Orrick Secures Ninth Circuit Win for TouchTunes


May.17.2016

Orrick’s securities litigators recently prevailed in the Ninth Circuit for client TouchTunes Music Corporation in a securities fraud lawsuit alleging, at one time, $300 million in damages.  TouchTunes is the largest in-venue interactive music and entertainment platform in North America, with interactive jukeboxes located in over 60,000 bars and restaurants. 

The plaintiff, an early-stage investor in TouchTunes, alleged that his shares had been fraudulently diluted by TouchTunes’ business practices over the last decade.  The Ninth Circuit rejected his appeal from the District Court’s dismissal of his lawsuit which had alleged damages against TouchTunes and former directors, officers and employees.  TouchTunes had successfully moved to dismiss the complaint over five separate rounds of pleadings, each time demonstrating that the plaintiff failed to state a cognizable claim.  In a series of motions to dismiss, Orrick obtained dismissal of the First Amended Complaint on statute of limitations grounds; the Second Amended Complaint because the plaintiff lacked derivative standing to pursue his claim of stock dilution; and the Third Amended Complaint for failure to plead his fraud claims with the specificity required under Federal Rule of Civil Procedure 9(b).

With the Fourth Amended Complaint, the plaintiff attempted to recant certain of his fraud allegations in an attempt to evade Rule 9(b)’s heightened pleading standards.  Orrick not only showed that the plaintiff’s claims again sounded in fraud (and again failed to satisfy Rule 9(b)), but demonstrated that certain of plaintiff’s allegations were indisputably refuted by documents in the public record.  In an order dated June 13, 2014, U.S. District Judge Beverly Reid O’Connell dismissed plaintiff’s case with prejudice.  The plaintiff appealed the dismissal ruling to the Ninth Circuit.  In a decision issued on May 6, 2016, U.S. Court of Appeals Judges Alex Kozinski, William Fletcher and Ronald Gould agreed with TouchTunes that the claims alleged a unified course of fraudulent conduct, was subject to the heightened pleading standard of Rule 9(b), and did not meet that standard. 

The TouchTunes team was led by partner Michael Tu and senior associate Todd Scott, with additional assistance from senior associate Kevin Askew, associate Judy Kwan, and partner Jim Kramer.

→ TASK LIST:
**1)** In the Orrick announcement, on what date did the Ninth Circuit issue its decision?
**2)** List each person the Orrick announcement names as part of the TouchTunes team, along with their title.
The listing after this point isn't needed.

→ LISTED ENTRIES:
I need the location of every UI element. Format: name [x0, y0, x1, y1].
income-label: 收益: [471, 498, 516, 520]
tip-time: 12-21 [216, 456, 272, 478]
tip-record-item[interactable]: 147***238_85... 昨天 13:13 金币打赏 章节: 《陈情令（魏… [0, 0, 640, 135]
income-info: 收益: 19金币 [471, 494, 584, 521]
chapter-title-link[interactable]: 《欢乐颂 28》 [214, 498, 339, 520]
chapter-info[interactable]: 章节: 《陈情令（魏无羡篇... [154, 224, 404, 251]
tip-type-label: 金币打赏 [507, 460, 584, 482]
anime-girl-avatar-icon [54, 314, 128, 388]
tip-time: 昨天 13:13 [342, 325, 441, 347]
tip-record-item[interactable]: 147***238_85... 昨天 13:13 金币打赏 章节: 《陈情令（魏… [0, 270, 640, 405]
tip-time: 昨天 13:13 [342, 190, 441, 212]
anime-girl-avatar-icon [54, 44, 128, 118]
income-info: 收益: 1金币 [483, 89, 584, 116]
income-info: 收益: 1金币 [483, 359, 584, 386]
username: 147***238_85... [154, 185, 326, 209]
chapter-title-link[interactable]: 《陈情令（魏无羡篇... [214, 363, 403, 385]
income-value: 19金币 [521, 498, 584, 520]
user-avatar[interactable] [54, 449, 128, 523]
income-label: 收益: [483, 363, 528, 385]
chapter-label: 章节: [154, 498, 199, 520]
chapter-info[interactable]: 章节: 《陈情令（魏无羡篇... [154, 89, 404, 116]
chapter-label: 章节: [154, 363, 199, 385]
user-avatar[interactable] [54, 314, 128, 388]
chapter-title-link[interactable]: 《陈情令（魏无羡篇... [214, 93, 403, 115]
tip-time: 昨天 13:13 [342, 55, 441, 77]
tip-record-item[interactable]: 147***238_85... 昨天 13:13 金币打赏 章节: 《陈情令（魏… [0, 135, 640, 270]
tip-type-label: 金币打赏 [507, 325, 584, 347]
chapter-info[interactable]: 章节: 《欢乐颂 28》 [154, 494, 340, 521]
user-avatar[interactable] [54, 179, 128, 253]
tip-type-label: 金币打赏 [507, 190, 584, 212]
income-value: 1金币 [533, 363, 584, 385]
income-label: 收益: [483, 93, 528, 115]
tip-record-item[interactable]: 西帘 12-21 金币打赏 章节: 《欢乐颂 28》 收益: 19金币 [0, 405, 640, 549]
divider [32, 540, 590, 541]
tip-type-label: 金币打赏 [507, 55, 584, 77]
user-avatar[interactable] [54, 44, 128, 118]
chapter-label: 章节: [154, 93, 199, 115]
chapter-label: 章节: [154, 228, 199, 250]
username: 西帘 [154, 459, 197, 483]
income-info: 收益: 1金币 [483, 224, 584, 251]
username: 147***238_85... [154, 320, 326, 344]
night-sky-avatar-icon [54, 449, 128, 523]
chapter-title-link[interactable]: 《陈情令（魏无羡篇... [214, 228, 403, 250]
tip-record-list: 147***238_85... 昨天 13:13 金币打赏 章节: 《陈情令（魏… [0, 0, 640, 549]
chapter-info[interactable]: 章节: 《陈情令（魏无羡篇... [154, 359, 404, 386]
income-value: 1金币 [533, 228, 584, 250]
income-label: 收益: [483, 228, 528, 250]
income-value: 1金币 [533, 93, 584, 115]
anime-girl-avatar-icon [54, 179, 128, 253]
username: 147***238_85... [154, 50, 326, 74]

→ RESPONSES BY TASK:
**1)** May 6, 2016

**2)**
- Michael Tu, partner
- Todd Scott, senior associate
- Kevin Askew, senior associate
- Judy Kwan, associate
- Jim Kramer, partner